### [Task prompt]
Go through the records underneath and count the lines that include the string "Rate". Give nothing but the number.

### [Working data]
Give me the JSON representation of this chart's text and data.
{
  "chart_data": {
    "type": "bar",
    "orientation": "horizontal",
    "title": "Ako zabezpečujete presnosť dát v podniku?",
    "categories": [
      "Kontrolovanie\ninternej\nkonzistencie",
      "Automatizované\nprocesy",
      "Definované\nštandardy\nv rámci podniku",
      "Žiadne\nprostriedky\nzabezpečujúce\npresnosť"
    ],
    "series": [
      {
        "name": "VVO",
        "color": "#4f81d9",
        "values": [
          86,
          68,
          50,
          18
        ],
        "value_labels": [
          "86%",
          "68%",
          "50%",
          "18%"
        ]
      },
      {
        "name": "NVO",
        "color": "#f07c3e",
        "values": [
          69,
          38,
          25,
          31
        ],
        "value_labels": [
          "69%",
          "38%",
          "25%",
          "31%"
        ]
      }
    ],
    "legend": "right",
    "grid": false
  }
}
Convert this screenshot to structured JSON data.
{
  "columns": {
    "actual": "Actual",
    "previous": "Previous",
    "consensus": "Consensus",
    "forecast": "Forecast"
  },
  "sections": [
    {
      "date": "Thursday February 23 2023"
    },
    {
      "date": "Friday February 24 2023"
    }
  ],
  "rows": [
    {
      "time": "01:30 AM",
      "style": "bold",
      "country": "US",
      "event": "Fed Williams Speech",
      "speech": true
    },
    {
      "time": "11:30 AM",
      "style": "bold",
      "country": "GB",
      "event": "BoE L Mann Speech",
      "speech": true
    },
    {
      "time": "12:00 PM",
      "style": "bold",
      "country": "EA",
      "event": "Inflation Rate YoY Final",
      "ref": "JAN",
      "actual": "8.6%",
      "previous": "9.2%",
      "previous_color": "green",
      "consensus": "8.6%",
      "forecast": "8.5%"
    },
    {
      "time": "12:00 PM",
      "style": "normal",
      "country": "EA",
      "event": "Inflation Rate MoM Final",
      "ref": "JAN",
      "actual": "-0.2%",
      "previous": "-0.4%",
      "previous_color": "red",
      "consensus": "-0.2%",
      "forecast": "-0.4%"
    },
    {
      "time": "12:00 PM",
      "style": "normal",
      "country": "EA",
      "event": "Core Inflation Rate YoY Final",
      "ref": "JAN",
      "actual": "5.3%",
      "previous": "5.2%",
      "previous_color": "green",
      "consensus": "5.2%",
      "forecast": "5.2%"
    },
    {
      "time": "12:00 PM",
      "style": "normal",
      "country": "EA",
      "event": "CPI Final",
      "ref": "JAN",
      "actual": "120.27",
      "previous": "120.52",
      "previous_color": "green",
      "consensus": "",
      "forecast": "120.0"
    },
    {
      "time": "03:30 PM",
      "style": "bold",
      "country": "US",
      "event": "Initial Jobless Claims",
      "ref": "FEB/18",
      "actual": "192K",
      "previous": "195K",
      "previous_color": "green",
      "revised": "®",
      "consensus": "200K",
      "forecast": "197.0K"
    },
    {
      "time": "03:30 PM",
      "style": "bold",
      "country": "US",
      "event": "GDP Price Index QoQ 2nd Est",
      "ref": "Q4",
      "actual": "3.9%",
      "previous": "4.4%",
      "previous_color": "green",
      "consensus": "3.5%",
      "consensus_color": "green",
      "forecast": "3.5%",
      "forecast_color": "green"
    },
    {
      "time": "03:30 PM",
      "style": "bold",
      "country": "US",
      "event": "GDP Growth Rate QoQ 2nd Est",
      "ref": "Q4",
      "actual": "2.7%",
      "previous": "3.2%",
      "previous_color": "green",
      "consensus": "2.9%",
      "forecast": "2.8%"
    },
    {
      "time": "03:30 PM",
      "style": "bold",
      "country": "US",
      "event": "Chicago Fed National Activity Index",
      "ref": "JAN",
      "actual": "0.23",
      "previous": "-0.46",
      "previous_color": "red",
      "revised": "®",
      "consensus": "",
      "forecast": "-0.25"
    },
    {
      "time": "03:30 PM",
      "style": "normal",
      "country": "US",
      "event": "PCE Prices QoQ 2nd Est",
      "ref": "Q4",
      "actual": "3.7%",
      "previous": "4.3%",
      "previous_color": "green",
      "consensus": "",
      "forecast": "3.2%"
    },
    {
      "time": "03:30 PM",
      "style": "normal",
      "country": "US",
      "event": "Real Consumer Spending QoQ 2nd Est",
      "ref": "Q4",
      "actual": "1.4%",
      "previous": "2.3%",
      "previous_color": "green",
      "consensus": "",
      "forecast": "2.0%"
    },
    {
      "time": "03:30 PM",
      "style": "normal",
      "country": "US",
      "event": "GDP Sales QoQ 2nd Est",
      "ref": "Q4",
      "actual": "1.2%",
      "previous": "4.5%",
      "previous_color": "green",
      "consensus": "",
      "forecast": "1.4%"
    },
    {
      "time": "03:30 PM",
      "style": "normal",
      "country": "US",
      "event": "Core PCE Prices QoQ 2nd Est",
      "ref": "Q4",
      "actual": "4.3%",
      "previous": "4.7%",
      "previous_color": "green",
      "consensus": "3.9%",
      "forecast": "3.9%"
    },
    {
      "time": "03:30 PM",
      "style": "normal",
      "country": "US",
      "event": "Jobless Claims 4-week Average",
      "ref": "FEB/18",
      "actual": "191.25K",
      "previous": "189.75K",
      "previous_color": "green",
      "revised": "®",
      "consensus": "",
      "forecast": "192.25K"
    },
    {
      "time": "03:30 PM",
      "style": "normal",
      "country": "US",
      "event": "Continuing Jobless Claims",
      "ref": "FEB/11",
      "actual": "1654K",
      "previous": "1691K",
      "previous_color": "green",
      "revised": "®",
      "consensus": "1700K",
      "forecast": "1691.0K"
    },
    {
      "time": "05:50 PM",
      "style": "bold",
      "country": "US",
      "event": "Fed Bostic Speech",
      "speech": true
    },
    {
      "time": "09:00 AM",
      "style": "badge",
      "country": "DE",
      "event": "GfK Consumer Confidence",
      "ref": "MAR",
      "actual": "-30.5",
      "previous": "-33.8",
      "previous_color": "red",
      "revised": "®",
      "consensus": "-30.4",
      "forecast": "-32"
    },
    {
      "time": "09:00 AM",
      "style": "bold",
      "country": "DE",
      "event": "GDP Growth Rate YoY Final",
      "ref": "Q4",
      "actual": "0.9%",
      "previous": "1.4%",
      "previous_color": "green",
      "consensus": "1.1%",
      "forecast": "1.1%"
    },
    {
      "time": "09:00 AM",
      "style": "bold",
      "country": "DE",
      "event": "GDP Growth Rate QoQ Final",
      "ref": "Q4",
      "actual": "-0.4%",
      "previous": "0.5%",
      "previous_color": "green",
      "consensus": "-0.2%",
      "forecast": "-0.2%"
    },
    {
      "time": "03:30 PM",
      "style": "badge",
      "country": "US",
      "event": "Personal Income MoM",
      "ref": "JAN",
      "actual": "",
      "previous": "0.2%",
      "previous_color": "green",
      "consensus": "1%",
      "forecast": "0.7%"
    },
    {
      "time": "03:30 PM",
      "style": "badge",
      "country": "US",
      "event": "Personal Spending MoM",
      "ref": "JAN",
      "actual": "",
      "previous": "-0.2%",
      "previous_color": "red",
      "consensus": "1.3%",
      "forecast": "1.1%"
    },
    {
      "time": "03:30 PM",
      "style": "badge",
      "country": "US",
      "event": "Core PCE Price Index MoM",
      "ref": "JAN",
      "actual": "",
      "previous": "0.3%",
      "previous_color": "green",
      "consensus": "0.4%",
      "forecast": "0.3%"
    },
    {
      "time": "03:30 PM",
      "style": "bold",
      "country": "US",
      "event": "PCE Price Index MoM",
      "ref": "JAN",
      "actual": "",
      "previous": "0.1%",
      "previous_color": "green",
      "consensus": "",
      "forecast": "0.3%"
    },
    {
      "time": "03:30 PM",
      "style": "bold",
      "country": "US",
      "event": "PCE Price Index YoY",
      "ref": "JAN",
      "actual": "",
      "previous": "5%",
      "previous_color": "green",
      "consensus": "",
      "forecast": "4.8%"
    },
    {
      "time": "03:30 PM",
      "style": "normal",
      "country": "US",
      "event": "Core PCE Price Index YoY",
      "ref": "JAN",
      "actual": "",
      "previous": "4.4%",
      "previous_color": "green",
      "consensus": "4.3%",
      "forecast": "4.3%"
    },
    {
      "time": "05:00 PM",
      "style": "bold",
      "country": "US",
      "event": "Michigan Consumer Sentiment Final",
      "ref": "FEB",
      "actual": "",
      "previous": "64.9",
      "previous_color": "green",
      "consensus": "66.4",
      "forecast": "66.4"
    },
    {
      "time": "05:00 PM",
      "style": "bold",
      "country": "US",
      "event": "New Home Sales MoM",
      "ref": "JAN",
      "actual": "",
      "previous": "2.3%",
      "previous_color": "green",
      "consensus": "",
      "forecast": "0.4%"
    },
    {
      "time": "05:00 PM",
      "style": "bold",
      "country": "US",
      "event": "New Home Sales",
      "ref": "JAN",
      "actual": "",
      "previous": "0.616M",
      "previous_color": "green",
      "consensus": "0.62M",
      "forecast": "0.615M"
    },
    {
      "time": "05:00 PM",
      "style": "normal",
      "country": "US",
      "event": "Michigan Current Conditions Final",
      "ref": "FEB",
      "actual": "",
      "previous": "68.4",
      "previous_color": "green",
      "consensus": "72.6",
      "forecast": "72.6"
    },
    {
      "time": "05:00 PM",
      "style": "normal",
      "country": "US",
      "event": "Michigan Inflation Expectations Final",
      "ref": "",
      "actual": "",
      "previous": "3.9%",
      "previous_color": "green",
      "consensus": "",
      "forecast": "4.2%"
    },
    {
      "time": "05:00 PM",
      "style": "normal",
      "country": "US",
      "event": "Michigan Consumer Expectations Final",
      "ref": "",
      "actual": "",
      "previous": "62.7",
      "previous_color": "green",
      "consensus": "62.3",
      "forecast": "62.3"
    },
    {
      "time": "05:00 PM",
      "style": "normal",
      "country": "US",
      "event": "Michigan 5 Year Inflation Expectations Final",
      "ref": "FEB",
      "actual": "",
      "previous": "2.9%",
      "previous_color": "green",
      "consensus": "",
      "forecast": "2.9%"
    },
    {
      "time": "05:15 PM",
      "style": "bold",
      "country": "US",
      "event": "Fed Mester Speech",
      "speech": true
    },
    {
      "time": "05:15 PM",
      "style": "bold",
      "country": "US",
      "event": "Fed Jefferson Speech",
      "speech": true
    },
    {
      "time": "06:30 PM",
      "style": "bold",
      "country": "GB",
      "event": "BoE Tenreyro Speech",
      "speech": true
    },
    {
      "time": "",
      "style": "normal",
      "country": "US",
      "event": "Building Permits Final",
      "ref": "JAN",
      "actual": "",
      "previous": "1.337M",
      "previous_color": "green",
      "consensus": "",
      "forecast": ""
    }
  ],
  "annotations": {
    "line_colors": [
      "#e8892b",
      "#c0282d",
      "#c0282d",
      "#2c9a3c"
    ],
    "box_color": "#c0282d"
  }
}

### [Response]
6